### REQUIREMENT
Out of the lines below, please list those that hold the string "triangle".

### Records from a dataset
━━━━━━━━━━━━━━━━━━━━━━━━━━━━━━

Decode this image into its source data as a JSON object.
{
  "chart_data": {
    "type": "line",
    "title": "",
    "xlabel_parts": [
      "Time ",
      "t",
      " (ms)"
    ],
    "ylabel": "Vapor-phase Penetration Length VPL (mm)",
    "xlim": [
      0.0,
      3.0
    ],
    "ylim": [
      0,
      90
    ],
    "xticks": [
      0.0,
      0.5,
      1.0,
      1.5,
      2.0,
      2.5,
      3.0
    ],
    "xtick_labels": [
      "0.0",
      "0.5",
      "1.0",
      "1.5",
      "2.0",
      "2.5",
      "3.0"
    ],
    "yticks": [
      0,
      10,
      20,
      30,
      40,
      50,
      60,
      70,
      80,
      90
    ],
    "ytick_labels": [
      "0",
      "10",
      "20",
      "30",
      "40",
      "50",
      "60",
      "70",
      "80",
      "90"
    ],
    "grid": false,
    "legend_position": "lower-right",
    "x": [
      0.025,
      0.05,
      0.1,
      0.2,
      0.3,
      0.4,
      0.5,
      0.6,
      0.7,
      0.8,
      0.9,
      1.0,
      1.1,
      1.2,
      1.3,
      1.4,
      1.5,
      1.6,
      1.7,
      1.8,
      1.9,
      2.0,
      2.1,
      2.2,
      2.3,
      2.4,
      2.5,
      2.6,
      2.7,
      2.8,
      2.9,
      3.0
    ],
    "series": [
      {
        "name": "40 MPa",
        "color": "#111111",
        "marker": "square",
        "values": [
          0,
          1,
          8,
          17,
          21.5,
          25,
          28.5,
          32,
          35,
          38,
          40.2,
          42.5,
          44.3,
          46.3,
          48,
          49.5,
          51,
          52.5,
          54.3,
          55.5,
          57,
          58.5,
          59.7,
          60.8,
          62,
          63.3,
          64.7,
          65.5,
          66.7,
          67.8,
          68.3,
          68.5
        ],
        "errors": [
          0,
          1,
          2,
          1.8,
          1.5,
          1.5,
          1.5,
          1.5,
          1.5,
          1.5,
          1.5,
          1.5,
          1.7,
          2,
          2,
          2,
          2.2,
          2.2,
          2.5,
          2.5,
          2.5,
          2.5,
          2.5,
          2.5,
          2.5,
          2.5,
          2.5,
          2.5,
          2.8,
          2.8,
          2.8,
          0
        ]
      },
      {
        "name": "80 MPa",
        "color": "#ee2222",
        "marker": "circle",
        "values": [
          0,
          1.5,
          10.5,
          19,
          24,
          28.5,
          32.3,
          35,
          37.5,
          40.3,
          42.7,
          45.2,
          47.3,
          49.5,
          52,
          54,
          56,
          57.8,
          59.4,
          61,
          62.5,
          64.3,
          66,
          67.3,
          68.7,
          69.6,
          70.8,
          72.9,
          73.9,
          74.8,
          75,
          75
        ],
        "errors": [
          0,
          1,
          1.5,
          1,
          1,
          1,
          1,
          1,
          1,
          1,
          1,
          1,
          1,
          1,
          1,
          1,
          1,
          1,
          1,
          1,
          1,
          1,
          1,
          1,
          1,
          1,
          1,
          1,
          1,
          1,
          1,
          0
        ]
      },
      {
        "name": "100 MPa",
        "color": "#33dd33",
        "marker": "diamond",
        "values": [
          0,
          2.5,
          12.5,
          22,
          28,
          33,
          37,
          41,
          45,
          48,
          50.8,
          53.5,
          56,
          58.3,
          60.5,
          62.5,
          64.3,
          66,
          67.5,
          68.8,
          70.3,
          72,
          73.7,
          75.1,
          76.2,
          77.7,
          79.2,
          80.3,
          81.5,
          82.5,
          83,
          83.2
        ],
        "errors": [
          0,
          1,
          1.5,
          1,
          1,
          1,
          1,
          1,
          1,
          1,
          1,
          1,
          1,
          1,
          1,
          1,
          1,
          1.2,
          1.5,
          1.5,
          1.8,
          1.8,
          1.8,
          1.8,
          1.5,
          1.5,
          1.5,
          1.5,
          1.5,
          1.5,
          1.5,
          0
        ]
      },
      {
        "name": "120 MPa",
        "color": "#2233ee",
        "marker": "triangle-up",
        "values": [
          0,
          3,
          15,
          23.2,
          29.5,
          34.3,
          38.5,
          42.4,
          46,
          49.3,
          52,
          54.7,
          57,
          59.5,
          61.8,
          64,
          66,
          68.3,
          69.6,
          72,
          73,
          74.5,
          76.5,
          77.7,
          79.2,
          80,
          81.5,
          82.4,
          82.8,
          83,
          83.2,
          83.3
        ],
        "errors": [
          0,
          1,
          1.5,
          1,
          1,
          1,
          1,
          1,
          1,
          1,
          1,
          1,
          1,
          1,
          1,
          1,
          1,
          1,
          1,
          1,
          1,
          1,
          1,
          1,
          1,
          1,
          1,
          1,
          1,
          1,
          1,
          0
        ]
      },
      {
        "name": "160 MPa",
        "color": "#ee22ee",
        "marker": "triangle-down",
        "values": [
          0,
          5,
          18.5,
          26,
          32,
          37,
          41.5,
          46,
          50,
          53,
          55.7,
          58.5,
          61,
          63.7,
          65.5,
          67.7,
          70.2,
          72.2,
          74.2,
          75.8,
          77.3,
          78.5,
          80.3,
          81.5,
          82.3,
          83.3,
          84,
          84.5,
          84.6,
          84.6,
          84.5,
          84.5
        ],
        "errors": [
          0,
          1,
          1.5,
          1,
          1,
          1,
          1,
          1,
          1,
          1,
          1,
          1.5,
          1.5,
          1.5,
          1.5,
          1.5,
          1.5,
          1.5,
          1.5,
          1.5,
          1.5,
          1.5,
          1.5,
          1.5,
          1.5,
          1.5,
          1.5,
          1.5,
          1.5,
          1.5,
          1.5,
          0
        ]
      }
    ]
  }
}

━━━━━━━━━━━━━━━━━━━━━━━━━━━━━━

### PROBLEM SOLUTION
        "marker": "triangle-up",
        "marker": "triangle-down",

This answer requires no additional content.